Task statement: Search the data below for the word "name" and copy each line that holds it.

Records shown:

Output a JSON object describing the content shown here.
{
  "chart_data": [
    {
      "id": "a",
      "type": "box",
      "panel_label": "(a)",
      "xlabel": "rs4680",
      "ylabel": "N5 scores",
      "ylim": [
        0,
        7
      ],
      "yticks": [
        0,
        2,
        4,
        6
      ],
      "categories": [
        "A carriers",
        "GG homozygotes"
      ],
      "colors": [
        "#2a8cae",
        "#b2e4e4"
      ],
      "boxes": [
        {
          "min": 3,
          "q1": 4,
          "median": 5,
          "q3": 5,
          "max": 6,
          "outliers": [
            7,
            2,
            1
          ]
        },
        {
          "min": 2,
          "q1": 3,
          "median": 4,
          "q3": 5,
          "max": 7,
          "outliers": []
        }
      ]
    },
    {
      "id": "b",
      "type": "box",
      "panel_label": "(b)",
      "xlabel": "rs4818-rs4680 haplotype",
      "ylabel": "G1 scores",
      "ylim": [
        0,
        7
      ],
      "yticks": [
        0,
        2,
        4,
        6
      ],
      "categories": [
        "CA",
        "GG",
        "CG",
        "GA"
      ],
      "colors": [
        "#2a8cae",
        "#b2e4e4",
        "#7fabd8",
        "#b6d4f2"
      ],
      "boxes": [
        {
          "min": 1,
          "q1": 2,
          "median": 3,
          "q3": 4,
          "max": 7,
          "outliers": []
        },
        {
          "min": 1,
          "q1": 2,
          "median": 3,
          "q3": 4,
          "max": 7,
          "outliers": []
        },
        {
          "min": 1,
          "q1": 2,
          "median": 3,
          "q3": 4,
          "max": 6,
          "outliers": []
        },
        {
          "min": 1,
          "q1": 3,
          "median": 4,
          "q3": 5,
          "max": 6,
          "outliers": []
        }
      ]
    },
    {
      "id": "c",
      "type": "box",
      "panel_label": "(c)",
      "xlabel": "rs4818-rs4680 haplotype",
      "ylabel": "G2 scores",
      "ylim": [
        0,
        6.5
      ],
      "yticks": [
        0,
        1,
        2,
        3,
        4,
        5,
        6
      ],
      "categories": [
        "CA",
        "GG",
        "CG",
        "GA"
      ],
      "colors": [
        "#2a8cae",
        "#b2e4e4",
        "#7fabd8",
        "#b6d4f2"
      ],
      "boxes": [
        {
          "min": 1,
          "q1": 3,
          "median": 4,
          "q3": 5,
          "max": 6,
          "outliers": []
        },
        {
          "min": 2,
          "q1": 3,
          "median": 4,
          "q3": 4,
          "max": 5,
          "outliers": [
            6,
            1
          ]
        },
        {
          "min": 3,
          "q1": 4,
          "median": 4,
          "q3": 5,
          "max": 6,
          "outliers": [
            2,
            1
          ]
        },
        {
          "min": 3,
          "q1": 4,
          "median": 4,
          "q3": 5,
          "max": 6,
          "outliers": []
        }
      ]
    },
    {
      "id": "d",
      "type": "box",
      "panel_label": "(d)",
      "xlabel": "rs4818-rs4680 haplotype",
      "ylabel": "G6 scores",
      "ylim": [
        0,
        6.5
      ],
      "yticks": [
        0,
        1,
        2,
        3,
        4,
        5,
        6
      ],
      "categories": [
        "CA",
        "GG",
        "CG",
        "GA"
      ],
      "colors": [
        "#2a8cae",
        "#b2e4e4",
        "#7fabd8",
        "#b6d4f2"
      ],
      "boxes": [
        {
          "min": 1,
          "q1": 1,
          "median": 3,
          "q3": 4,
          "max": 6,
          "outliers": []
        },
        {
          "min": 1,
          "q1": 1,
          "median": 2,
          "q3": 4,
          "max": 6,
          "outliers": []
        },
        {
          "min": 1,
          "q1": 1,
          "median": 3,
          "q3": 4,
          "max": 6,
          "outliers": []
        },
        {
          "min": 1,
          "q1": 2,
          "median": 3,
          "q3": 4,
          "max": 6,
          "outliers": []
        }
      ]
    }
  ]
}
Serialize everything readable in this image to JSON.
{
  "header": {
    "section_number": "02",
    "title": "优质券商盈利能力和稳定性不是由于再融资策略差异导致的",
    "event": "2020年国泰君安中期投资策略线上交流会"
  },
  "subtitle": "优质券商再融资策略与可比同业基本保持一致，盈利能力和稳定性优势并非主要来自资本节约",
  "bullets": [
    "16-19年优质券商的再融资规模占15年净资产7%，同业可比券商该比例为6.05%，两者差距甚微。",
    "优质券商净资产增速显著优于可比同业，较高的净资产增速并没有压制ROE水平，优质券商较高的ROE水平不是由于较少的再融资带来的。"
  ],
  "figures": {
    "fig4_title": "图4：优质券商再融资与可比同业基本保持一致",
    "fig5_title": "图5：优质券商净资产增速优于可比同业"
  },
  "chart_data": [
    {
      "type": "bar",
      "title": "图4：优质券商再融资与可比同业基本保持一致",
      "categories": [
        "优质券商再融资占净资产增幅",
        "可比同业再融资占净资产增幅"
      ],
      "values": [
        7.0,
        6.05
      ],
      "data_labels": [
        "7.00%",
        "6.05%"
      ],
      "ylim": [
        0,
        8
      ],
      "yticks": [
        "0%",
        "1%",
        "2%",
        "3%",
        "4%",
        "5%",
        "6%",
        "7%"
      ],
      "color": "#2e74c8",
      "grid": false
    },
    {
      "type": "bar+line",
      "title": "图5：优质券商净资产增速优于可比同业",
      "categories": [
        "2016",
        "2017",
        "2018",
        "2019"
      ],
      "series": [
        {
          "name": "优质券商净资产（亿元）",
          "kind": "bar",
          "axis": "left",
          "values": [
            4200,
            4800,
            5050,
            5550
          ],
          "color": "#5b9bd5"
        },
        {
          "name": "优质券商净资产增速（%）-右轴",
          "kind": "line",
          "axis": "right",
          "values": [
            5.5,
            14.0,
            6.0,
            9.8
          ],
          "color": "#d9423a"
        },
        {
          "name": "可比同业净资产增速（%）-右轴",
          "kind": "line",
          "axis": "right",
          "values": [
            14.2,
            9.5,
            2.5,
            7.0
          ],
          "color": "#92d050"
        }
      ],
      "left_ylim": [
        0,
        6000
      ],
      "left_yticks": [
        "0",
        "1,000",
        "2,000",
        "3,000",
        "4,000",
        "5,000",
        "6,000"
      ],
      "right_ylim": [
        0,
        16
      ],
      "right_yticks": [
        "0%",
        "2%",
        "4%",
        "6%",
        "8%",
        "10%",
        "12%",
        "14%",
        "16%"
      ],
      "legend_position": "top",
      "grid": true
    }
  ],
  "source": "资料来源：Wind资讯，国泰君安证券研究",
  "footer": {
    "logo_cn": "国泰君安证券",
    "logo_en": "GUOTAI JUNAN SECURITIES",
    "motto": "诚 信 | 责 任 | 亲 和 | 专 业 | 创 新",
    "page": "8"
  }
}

Task output:
          "name": "优质券商净资产（亿元）",
          "name": "优质券商净资产增速（%）-右轴",
          "name": "可比同业净资产增速（%）-右轴",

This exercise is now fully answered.